This is the first entry of me realizing my dream. Now that I’m a father, I’m trying to write more things down to leave for my baby girl and all of the other children that the Lord allows me to have. The goal of this blog is to capture all of the moments of this journey to start roasting coffee and hopefully open my own coffee shop in the future. And Lord willing, it’ll be full of joyful, tough, funny, and terrible moments that shed some light on the spark of a dream that hopefully lights up the city of Louisville. I hope that if my dreams come true, it’ll inspire you to pursue yours and find ways to bring light and life to the places you find yourself now. In order to do this journey any justice, I have to start at the beginning.
My first cup of coffee was in Enid, Oklahoma in the summer of 2005. My parents never drank coffee, and my mother to this day won’t drink the coffee that I roast because “It’s not that your coffee is bad, but all coffee is just gross.” So how did I get a hold of my first sip of this golden nectar? My grandma. My grandparents stayed with us that summer because my dad got a temporary duty placement in San Antonio. I was a military brat for the first 10 years of my life, so my grandma coming in really helped out my mom for the summer when she had to raise two lil’ hellions all on her own (sorry mom!). To this day, I can not think of a single morning where my grandma was not clutching her Folgers instant coffee in her hand. One day I got brave enough to ask her what she was drinking, and if I could have some too. She happily obliged, and fixed me up a cup of coffee that I’ll never forget to this day: it was the worst thing I had ever tasted. But the thing is, I never really wanted or cared about the coffee: I cared about the connection. Every morning my Grandma would sit on the porch with her partner Ron and have their ritual morning cup of joe, and I was just so curious as to what could be so good to arrest their attention for so long as they sat and sipped away. Maybe, somewhere in my 9 year old brain, I wanted some of that peace. Or maybe I just wanted to be a grown up; I guess we’ll never know. What we do know however, is that the coffee was so bad that this would be the first and last time that I ever drank coffee in my childhood. It would take me another 10 years and the perfect persuasion to get me to ever drink that horrid elixir again.
---*---
- [Set problem a]
Reproduce the records verbatim from their first line through the line containing "toolbar-updates[interactable]: Updates: [558, 34, 604, 84]", including both of those lines.
The blog entry and the records are separate, unrelated material.

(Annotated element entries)
---*---
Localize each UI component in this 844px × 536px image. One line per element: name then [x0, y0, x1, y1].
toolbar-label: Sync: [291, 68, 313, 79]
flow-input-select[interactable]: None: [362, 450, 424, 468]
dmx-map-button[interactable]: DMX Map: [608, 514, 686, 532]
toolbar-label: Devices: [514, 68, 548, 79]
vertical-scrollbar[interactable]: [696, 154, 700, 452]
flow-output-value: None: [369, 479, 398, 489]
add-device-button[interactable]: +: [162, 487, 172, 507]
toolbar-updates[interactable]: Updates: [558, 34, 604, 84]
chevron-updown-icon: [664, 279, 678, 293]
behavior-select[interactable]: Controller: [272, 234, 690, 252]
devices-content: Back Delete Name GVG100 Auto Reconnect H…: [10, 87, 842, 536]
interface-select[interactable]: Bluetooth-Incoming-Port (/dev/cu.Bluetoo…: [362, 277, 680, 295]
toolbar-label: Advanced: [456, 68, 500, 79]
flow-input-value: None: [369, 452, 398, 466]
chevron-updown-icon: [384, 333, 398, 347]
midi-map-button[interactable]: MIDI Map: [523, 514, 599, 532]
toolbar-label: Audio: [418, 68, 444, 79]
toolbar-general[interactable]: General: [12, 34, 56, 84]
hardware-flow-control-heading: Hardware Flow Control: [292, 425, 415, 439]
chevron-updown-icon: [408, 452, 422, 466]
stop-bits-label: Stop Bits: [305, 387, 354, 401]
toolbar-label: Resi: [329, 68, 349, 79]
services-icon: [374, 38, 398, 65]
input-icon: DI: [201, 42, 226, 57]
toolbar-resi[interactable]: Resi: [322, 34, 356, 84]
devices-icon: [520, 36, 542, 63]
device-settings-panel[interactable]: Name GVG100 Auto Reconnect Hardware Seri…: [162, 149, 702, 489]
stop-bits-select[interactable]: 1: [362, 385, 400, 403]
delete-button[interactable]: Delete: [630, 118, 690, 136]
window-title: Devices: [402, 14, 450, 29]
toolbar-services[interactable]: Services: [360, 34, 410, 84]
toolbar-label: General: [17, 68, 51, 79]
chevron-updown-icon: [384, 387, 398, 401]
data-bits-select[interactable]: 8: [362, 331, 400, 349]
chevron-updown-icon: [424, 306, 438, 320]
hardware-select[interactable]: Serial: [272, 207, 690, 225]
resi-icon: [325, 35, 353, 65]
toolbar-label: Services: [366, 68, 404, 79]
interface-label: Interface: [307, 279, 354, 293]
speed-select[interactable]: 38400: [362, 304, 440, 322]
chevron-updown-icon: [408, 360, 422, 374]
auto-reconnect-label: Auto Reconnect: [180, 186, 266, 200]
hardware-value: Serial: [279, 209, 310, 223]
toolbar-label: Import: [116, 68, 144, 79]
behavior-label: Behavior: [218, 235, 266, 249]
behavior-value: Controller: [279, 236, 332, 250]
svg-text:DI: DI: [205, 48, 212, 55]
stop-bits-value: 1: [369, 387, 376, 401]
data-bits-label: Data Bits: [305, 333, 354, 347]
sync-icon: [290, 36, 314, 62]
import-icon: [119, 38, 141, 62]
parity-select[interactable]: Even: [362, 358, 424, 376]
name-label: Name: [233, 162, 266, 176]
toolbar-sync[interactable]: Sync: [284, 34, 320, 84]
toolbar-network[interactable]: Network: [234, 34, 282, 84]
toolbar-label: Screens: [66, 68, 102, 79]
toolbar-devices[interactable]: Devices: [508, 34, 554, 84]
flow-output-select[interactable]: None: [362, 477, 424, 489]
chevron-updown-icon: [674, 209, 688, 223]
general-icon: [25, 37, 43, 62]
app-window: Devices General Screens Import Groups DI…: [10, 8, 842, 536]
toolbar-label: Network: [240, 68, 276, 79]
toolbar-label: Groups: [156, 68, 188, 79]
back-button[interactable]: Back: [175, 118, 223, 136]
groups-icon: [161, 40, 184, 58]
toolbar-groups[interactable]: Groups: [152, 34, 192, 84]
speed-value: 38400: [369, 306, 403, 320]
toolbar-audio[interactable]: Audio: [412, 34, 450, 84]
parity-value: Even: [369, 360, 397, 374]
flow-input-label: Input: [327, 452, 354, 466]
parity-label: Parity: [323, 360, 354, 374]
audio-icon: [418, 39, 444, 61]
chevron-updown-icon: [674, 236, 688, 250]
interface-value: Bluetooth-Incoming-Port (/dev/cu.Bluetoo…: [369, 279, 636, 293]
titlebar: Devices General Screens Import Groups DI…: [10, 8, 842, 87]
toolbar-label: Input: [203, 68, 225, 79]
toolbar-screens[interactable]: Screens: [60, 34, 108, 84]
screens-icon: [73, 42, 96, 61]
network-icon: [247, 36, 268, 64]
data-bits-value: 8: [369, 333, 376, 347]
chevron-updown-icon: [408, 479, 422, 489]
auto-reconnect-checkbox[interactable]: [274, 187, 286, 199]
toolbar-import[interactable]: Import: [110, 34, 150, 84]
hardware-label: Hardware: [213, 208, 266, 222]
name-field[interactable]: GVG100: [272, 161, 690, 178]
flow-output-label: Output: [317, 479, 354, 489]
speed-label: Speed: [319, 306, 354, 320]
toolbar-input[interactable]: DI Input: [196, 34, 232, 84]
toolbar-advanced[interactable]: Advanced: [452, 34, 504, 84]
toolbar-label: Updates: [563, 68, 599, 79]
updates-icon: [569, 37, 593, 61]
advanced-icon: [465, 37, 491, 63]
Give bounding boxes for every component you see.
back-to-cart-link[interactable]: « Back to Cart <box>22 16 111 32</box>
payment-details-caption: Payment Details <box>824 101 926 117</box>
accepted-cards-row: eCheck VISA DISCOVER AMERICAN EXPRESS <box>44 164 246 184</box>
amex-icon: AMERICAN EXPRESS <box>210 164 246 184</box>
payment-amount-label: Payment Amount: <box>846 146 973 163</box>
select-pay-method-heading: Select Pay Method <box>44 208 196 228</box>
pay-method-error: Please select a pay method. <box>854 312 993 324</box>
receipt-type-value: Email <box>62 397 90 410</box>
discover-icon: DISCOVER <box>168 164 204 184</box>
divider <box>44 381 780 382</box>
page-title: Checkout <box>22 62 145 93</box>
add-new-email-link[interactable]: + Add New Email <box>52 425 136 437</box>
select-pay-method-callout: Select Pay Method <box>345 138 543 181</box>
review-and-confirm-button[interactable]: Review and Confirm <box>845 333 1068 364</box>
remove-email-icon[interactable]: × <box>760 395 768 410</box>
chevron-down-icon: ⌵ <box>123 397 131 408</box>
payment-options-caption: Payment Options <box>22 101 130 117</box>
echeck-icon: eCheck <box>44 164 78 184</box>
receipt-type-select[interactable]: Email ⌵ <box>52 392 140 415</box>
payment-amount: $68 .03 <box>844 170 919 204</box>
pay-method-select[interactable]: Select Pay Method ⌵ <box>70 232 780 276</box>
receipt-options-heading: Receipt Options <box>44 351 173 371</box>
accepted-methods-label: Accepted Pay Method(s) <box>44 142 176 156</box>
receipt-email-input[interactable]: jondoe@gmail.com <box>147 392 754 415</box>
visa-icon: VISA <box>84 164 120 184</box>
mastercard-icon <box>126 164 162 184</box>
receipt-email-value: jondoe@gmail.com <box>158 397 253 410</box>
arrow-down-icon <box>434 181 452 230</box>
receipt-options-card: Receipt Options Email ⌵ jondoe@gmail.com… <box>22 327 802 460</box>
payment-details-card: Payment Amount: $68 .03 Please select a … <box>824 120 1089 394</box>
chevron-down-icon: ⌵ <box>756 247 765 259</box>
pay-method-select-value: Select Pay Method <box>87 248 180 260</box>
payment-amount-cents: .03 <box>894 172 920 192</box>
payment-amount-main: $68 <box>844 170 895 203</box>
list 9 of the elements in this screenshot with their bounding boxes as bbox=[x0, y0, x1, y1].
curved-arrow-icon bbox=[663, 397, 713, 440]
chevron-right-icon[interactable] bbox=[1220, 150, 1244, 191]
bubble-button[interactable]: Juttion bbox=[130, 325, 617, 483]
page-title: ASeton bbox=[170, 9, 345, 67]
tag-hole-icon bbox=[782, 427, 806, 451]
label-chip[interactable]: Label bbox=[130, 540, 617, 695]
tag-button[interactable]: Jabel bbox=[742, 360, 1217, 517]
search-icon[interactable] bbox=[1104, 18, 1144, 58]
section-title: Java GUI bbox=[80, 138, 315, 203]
---*---
- [Set problem b]
According to the coffee blog entry, why did the writer's grandparents stay with the family in the summer of 2005, and what help did the grandmother's stay provide?

- [Result a]
Localize each UI component in this 844px × 536px image. One line per element: name then [x0, y0, x1, y1].
toolbar-label: Sync: [291, 68, 313, 79]
flow-input-select[interactable]: None: [362, 450, 424, 468]
dmx-map-button[interactable]: DMX Map: [608, 514, 686, 532]
toolbar-label: Devices: [514, 68, 548, 79]
vertical-scrollbar[interactable]: [696, 154, 700, 452]
flow-output-value: None: [369, 479, 398, 489]
add-device-button[interactable]: +: [162, 487, 172, 507]
toolbar-updates[interactable]: Updates: [558, 34, 604, 84]

- [Result b]
The grandparents stayed because the writer's father had received a temporary duty placement in San Antonio. The grandmother's presence helped the writer's mother, who would otherwise have had to raise two children on her own that summer.